→ INSTRUCTIONS FOR THE TASK
Identify the lines containing the word "Translate". Copy each one.
● ● ● ● ●
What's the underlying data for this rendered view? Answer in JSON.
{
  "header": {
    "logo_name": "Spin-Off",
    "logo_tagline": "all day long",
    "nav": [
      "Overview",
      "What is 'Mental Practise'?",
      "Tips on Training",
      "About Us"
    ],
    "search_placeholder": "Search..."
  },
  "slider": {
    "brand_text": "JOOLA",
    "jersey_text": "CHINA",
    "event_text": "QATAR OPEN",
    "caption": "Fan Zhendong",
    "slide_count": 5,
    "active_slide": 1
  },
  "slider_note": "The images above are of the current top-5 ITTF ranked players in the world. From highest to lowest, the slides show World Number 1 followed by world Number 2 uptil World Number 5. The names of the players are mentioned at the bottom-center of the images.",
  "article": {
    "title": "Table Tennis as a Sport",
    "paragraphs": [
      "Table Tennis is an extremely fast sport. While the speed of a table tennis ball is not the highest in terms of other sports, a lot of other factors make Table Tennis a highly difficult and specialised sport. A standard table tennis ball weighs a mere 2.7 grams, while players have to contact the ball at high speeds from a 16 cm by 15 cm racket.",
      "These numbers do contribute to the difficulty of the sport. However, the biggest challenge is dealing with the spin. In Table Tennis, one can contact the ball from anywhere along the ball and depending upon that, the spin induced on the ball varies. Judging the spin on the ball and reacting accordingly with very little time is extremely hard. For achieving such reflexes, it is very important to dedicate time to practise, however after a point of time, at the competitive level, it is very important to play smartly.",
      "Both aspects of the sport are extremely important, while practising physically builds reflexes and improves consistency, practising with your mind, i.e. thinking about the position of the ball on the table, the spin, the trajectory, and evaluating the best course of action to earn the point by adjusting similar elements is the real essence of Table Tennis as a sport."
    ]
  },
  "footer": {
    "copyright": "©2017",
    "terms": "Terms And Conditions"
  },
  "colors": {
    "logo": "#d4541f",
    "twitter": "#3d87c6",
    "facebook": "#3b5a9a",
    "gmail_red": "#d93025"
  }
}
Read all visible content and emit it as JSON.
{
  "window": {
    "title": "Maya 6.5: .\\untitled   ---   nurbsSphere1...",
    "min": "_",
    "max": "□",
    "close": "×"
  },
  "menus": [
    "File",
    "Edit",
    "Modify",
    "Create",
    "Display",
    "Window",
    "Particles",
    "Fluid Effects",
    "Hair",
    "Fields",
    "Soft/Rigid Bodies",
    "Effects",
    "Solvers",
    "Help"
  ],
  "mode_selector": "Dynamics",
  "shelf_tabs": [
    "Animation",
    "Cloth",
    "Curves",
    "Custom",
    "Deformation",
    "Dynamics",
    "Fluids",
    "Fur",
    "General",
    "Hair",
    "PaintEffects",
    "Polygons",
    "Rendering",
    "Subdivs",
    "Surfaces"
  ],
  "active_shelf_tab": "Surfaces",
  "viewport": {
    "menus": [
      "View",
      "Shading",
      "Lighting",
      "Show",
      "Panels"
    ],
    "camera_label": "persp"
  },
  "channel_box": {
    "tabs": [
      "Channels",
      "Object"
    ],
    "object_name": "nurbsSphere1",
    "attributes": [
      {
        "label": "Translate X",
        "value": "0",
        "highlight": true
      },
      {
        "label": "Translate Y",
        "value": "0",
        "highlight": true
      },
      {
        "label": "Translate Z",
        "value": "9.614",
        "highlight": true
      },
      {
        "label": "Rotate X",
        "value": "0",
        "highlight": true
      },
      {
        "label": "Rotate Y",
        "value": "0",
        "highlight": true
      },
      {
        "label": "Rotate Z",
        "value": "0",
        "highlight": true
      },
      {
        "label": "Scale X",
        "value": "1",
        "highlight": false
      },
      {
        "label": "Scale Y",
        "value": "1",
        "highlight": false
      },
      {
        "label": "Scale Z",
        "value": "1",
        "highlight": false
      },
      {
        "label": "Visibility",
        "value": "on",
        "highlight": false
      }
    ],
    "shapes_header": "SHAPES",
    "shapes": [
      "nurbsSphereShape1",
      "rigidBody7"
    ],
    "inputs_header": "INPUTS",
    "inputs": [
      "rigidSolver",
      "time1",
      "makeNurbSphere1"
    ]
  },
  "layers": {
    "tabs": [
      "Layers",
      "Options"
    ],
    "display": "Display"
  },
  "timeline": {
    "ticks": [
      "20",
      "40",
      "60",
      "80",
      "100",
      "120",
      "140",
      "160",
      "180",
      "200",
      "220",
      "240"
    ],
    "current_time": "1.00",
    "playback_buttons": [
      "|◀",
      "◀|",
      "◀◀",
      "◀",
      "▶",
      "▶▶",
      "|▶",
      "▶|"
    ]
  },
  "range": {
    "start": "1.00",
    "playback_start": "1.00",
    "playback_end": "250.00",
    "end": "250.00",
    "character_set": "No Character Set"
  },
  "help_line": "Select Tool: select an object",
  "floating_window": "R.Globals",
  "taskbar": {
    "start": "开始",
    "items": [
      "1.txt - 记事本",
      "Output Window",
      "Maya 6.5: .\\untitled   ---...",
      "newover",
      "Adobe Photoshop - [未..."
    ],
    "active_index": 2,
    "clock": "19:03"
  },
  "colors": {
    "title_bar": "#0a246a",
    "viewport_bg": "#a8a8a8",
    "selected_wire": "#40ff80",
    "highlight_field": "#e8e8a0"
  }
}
● ● ● ● ●
→ THE RESULT
        "label": "Translate X",
        "label": "Translate Y",
        "label": "Translate Z",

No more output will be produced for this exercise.